- **Requirements**
In the material below, find how many lines contain the string "fill". Write only that number.

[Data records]
===============

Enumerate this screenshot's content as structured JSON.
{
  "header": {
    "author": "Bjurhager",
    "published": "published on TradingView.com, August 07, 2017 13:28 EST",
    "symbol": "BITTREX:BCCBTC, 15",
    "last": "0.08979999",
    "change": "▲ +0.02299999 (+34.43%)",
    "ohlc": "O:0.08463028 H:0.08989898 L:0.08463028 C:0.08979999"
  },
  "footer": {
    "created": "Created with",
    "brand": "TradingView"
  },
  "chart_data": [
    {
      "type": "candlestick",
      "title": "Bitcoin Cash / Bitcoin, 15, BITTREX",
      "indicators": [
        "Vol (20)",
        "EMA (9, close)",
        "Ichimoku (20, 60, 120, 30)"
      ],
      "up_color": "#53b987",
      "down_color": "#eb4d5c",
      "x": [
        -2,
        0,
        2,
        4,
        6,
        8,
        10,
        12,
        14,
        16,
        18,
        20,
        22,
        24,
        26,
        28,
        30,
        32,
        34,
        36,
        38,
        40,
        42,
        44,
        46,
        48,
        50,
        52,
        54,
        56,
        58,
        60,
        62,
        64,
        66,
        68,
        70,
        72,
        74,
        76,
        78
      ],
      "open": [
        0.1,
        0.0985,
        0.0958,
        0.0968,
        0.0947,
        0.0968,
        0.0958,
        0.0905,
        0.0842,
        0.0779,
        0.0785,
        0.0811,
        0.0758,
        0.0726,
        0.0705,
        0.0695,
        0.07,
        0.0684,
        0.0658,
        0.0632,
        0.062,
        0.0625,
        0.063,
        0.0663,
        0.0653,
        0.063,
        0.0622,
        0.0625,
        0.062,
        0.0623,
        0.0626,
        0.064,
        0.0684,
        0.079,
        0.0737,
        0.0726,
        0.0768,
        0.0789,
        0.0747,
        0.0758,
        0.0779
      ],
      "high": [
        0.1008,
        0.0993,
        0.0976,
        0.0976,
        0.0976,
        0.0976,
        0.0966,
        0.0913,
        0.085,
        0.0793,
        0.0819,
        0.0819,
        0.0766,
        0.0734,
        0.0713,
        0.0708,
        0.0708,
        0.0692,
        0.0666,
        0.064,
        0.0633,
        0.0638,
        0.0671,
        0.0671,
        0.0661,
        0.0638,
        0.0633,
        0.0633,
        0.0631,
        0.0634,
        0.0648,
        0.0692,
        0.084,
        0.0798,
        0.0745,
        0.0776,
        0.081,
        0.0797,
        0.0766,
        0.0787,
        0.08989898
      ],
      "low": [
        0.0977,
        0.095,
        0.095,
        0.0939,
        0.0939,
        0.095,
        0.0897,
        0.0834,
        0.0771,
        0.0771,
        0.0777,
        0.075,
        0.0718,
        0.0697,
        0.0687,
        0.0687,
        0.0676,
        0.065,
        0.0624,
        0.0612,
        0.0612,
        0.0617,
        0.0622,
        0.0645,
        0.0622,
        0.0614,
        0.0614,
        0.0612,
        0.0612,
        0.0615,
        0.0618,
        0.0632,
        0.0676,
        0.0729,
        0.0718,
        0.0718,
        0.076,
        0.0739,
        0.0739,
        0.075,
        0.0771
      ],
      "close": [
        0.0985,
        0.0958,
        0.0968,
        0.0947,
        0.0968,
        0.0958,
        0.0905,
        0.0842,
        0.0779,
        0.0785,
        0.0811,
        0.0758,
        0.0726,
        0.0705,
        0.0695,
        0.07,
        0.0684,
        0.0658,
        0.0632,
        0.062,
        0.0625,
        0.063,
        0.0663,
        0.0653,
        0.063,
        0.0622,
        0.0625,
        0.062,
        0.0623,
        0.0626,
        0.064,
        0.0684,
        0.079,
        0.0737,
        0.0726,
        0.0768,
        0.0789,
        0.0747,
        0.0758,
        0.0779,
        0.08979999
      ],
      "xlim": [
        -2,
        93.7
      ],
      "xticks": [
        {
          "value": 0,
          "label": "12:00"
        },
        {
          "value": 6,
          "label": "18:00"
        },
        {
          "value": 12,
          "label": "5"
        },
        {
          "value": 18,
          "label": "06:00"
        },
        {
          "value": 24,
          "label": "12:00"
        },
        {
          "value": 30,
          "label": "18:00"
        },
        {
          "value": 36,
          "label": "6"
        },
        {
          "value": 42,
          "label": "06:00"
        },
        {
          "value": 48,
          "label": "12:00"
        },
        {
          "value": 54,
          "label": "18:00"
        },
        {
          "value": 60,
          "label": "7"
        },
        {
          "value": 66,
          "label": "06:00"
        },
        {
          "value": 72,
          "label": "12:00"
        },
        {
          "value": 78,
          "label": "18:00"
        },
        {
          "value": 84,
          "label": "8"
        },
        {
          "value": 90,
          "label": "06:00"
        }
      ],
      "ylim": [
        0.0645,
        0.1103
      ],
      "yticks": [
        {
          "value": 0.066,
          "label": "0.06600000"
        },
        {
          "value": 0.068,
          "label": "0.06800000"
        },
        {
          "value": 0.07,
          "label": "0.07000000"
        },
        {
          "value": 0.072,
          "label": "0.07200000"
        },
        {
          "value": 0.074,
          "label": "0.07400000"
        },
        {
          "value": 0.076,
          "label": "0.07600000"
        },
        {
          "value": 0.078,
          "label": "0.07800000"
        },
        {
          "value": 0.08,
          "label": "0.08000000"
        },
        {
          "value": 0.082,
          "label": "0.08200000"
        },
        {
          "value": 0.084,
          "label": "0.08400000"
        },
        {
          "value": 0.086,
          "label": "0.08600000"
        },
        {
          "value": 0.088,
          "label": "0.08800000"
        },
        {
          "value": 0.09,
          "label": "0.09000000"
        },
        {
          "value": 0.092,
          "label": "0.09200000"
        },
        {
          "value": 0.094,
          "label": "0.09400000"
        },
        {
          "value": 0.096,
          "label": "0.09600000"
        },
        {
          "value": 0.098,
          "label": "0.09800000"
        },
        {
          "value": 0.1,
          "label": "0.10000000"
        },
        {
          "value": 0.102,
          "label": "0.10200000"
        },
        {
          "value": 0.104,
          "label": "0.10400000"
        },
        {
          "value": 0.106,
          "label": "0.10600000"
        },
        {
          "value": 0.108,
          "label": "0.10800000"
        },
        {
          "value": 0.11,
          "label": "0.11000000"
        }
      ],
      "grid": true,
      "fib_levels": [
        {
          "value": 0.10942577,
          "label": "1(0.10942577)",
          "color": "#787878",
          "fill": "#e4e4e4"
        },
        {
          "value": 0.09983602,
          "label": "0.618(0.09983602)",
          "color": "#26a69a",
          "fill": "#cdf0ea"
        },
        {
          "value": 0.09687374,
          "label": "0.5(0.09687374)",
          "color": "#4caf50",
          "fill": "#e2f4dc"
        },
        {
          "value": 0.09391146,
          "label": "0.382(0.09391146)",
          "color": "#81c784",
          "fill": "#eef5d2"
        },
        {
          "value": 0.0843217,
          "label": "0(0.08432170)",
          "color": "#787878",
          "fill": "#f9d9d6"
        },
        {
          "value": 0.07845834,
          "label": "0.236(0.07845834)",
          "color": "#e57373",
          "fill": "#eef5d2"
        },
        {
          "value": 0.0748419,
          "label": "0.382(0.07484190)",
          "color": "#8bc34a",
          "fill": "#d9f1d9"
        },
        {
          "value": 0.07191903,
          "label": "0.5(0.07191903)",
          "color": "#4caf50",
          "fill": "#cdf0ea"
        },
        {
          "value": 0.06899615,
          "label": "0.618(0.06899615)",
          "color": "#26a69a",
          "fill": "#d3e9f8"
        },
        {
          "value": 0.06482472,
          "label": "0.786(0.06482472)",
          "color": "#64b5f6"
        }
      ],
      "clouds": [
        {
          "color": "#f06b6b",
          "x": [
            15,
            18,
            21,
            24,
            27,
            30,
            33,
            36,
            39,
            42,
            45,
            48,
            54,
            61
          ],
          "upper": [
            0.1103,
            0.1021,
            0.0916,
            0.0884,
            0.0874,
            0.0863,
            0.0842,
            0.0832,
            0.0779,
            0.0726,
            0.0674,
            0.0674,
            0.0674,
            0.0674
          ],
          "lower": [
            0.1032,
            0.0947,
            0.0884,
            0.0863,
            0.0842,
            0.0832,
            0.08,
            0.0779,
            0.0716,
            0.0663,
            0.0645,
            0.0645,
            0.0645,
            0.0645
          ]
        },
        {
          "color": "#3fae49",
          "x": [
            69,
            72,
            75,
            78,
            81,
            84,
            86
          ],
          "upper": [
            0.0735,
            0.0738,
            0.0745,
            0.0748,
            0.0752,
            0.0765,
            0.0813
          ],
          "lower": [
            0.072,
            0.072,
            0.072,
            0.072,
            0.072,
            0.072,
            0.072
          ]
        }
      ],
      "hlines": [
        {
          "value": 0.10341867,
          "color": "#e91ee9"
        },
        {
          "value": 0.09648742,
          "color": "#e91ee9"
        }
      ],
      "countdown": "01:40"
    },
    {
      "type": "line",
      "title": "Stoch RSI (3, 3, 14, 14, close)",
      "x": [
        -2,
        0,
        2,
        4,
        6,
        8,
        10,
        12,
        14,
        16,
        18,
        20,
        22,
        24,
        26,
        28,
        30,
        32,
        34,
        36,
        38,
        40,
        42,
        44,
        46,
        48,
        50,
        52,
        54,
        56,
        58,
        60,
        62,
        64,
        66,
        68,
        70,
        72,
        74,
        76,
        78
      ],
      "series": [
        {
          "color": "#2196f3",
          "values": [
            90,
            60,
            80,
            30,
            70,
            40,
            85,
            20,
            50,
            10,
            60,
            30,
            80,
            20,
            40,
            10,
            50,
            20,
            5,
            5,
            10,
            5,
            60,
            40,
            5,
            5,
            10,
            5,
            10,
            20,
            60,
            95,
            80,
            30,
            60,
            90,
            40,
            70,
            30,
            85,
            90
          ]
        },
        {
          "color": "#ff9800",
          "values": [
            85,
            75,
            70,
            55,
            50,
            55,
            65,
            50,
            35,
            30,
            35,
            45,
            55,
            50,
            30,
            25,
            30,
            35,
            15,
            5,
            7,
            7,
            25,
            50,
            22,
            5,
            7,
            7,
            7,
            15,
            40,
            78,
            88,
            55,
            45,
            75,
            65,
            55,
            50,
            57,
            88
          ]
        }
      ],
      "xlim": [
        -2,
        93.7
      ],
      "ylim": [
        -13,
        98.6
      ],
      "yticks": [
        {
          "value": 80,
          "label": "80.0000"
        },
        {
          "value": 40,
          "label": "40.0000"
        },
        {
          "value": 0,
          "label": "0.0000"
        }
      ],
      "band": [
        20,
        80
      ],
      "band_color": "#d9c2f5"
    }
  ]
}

===============

- **Finished exercise**
9